> **Exercise**: Write out the material from its first line down through the line containing "- toc-item-cont[interactable]: [136, 582, 894, 606]", both ends included, without changing any character.

> **Labeled box records**:
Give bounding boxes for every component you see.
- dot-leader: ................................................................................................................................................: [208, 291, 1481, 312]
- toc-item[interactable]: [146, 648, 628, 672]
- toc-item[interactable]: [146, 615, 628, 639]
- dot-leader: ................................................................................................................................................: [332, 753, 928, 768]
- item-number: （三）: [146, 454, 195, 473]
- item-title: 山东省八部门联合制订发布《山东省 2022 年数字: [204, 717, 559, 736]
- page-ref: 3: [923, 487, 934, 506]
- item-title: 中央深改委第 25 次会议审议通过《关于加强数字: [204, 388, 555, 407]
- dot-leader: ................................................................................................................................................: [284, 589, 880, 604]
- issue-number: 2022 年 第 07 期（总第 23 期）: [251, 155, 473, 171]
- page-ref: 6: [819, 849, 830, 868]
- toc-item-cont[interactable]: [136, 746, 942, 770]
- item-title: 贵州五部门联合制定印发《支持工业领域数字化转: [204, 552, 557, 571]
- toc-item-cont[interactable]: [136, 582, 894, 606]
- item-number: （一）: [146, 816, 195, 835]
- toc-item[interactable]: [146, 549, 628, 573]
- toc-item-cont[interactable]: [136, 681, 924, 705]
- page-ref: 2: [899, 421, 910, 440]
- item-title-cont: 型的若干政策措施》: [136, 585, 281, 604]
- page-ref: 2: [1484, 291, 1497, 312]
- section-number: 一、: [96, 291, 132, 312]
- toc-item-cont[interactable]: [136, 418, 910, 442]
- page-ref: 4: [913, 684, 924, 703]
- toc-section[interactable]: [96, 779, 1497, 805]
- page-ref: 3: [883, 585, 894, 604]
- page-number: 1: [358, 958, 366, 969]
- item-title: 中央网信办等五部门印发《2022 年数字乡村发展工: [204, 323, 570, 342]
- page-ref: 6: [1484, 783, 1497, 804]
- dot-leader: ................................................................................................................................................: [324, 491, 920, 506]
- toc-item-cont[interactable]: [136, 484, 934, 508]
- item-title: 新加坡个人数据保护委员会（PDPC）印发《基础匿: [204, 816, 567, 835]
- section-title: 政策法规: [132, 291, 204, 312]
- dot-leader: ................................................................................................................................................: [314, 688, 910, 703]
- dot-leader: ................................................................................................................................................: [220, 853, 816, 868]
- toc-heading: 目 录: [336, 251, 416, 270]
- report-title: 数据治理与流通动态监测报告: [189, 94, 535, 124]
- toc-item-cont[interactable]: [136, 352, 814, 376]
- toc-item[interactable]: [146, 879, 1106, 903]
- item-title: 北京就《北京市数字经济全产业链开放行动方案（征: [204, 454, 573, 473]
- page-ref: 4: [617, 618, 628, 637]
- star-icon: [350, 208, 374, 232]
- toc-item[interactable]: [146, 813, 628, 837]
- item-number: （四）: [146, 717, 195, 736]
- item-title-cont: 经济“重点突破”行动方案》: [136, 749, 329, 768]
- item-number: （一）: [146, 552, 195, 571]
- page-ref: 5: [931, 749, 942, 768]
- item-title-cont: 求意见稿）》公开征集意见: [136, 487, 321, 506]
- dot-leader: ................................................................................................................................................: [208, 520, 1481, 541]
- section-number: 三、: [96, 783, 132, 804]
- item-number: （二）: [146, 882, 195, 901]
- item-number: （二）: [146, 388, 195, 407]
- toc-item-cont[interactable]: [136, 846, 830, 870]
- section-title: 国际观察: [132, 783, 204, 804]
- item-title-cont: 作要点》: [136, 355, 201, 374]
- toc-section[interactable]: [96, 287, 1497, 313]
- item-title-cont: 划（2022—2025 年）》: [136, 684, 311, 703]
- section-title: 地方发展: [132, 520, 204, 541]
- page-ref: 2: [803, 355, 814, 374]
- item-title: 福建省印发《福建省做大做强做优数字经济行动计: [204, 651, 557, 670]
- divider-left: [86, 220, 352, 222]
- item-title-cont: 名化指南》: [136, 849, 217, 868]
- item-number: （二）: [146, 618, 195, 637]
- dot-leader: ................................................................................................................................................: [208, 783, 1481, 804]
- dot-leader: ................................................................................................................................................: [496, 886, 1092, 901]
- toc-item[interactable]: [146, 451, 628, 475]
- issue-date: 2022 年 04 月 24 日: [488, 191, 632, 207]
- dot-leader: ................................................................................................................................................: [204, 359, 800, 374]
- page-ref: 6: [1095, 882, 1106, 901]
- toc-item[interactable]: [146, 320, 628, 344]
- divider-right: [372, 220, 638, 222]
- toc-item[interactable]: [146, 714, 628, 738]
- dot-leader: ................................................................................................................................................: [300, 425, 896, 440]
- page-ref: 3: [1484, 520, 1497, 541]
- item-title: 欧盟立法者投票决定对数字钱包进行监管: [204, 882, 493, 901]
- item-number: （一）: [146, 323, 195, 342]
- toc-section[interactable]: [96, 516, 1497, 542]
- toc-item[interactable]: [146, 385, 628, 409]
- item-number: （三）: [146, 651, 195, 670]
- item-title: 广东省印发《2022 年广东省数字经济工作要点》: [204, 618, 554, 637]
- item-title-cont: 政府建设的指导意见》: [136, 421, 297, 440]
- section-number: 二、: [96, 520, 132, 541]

> **Task output**:
Give bounding boxes for every component you see.
- dot-leader: ................................................................................................................................................: [208, 291, 1481, 312]
- toc-item[interactable]: [146, 648, 628, 672]
- toc-item[interactable]: [146, 615, 628, 639]
- dot-leader: ................................................................................................................................................: [332, 753, 928, 768]
- item-number: （三）: [146, 454, 195, 473]
- item-title: 山东省八部门联合制订发布《山东省 2022 年数字: [204, 717, 559, 736]
- page-ref: 3: [923, 487, 934, 506]
- item-title: 中央深改委第 25 次会议审议通过《关于加强数字: [204, 388, 555, 407]
- dot-leader: ................................................................................................................................................: [284, 589, 880, 604]
- issue-number: 2022 年 第 07 期（总第 23 期）: [251, 155, 473, 171]
- page-ref: 6: [819, 849, 830, 868]
- toc-item-cont[interactable]: [136, 746, 942, 770]
- item-title: 贵州五部门联合制定印发《支持工业领域数字化转: [204, 552, 557, 571]
- toc-item-cont[interactable]: [136, 582, 894, 606]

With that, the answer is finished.